## WRITTEN TASK
Lines containing the word "الثقات" should be extracted in full.

## ROWS
+++

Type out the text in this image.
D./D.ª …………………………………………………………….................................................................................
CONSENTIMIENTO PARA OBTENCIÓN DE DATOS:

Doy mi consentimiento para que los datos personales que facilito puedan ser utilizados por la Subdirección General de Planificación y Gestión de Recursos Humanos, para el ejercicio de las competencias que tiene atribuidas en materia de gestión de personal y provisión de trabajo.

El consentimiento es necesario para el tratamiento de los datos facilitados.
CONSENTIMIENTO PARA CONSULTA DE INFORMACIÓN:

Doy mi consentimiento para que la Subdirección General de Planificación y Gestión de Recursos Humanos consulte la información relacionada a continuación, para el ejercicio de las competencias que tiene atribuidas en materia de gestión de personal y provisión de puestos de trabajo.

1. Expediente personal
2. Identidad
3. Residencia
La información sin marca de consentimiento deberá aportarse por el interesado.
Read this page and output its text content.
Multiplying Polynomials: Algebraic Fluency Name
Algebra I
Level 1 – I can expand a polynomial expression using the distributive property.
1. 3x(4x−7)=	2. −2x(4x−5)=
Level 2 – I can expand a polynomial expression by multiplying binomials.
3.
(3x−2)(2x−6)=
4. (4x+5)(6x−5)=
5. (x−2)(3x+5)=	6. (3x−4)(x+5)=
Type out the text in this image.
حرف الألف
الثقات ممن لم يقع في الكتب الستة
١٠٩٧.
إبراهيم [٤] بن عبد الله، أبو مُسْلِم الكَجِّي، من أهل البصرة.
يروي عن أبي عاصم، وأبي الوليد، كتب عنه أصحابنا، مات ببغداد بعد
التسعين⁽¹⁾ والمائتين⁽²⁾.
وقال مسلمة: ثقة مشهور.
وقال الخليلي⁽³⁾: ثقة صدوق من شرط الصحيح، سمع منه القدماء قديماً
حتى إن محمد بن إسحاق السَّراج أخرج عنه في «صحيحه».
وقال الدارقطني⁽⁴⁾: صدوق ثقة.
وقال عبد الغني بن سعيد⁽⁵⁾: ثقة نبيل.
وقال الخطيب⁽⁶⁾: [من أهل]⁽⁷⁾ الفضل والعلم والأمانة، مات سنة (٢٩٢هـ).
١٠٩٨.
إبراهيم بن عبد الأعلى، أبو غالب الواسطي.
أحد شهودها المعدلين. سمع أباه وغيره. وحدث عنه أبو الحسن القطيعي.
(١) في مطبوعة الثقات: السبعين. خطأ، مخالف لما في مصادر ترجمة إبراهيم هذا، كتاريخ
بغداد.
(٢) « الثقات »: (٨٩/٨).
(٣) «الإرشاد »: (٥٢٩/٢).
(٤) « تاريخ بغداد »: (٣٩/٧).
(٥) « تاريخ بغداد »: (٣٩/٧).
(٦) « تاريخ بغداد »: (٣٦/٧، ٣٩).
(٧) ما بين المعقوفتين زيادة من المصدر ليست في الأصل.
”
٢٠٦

+++

## WRITTEN RESPONSE
الثقات ممن لم يقع في الكتب الستة
(١) في مطبوعة الثقات: السبعين. خطأ، مخالف لما في مصادر ترجمة إبراهيم هذا، كتاريخ
(٢) « الثقات »: (٨٩/٨).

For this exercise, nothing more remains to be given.